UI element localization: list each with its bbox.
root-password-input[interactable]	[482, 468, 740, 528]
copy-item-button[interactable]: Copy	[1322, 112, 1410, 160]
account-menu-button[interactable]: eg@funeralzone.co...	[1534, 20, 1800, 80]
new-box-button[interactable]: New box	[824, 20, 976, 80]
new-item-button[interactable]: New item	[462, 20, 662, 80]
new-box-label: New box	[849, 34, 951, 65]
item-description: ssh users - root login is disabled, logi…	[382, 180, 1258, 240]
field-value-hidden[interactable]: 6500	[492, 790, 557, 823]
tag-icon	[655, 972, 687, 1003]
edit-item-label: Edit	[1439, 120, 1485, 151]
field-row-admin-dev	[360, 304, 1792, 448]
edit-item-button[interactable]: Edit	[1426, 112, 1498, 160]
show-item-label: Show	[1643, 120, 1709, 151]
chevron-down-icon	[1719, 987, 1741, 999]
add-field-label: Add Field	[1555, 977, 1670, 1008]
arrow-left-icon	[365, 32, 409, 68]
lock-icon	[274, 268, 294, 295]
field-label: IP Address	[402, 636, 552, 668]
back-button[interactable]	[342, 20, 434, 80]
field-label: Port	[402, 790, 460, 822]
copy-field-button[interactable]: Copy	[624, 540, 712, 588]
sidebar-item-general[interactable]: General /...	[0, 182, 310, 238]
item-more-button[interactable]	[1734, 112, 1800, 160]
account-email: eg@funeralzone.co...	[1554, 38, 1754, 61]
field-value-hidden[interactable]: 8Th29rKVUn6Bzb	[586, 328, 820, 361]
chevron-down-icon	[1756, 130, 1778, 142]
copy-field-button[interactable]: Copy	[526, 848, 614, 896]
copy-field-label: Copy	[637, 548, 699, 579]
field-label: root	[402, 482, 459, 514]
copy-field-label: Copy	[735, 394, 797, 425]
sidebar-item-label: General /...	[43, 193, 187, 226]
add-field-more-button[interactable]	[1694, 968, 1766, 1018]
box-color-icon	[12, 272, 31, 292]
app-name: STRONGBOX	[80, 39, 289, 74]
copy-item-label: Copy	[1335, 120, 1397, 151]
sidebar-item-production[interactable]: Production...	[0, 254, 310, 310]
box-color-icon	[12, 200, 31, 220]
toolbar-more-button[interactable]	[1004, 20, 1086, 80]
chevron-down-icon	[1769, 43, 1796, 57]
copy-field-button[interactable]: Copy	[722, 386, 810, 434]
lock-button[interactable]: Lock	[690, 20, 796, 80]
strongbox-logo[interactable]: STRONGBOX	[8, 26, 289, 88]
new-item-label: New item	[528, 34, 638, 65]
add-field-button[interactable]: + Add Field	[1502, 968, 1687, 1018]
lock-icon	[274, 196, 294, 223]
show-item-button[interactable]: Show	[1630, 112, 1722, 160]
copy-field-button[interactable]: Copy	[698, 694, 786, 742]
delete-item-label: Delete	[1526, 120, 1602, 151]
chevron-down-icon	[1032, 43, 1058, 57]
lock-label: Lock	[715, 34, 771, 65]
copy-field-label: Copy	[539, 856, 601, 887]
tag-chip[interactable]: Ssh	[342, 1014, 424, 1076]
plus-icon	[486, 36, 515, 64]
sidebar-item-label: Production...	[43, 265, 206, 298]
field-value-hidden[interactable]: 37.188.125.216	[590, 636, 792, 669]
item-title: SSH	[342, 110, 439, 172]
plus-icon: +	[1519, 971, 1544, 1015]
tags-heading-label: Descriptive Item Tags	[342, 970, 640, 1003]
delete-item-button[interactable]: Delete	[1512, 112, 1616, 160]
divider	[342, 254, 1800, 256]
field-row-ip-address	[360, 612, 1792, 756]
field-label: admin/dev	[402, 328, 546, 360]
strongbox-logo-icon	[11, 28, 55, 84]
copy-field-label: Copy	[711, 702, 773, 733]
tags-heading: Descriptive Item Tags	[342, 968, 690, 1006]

* Written request *
Copy out every line of the data above exactly, from start to end, changing nothing.

* Response for this exercise *
UI element localization: list each with its bbox.
root-password-input[interactable]	[482, 468, 740, 528]
copy-item-button[interactable]: Copy	[1322, 112, 1410, 160]
account-menu-button[interactable]: eg@funeralzone.co...	[1534, 20, 1800, 80]
new-box-button[interactable]: New box	[824, 20, 976, 80]
new-item-button[interactable]: New item	[462, 20, 662, 80]
new-box-label: New box	[849, 34, 951, 65]
item-description: ssh users - root login is disabled, logi…	[382, 180, 1258, 240]
field-value-hidden[interactable]: 6500	[492, 790, 557, 823]
tag-icon	[655, 972, 687, 1003]
edit-item-label: Edit	[1439, 120, 1485, 151]
field-row-admin-dev	[360, 304, 1792, 448]
edit-item-button[interactable]: Edit	[1426, 112, 1498, 160]
show-item-label: Show	[1643, 120, 1709, 151]
chevron-down-icon	[1719, 987, 1741, 999]
add-field-label: Add Field	[1555, 977, 1670, 1008]
arrow-left-icon	[365, 32, 409, 68]
lock-icon	[274, 268, 294, 295]
field-label: IP Address	[402, 636, 552, 668]
back-button[interactable]	[342, 20, 434, 80]
field-label: Port	[402, 790, 460, 822]
copy-field-button[interactable]: Copy	[624, 540, 712, 588]
sidebar-item-general[interactable]: General /...	[0, 182, 310, 238]
item-more-button[interactable]	[1734, 112, 1800, 160]
account-email: eg@funeralzone.co...	[1554, 38, 1754, 61]
field-value-hidden[interactable]: 8Th29rKVUn6Bzb	[586, 328, 820, 361]
chevron-down-icon	[1756, 130, 1778, 142]
copy-field-button[interactable]: Copy	[526, 848, 614, 896]
copy-field-label: Copy	[637, 548, 699, 579]
field-label: root	[402, 482, 459, 514]
copy-field-label: Copy	[735, 394, 797, 425]
sidebar-item-label: General /...	[43, 193, 187, 226]
add-field-more-button[interactable]	[1694, 968, 1766, 1018]
box-color-icon	[12, 272, 31, 292]
app-name: STRONGBOX	[80, 39, 289, 74]
copy-item-label: Copy	[1335, 120, 1397, 151]
sidebar-item-production[interactable]: Production...	[0, 254, 310, 310]
box-color-icon	[12, 200, 31, 220]
toolbar-more-button[interactable]	[1004, 20, 1086, 80]
chevron-down-icon	[1769, 43, 1796, 57]
copy-field-button[interactable]: Copy	[722, 386, 810, 434]
lock-button[interactable]: Lock	[690, 20, 796, 80]
strongbox-logo[interactable]: STRONGBOX	[8, 26, 289, 88]
new-item-label: New item	[528, 34, 638, 65]
add-field-button[interactable]: + Add Field	[1502, 968, 1687, 1018]
lock-icon	[274, 196, 294, 223]
show-item-button[interactable]: Show	[1630, 112, 1722, 160]
copy-field-button[interactable]: Copy	[698, 694, 786, 742]
delete-item-label: Delete	[1526, 120, 1602, 151]
chevron-down-icon	[1032, 43, 1058, 57]
lock-label: Lock	[715, 34, 771, 65]
copy-field-label: Copy	[539, 856, 601, 887]
tag-chip[interactable]: Ssh	[342, 1014, 424, 1076]
plus-icon	[486, 36, 515, 64]
sidebar-item-label: Production...	[43, 265, 206, 298]
field-value-hidden[interactable]: 37.188.125.216	[590, 636, 792, 669]
item-title: SSH	[342, 110, 439, 172]
plus-icon: +	[1519, 971, 1544, 1015]
tags-heading-label: Descriptive Item Tags	[342, 970, 640, 1003]
delete-item-button[interactable]: Delete	[1512, 112, 1616, 160]
divider	[342, 254, 1800, 256]
field-row-ip-address	[360, 612, 1792, 756]
field-label: admin/dev	[402, 328, 546, 360]
strongbox-logo-icon	[11, 28, 55, 84]
copy-field-label: Copy	[711, 702, 773, 733]
tags-heading: Descriptive Item Tags	[342, 968, 690, 1006]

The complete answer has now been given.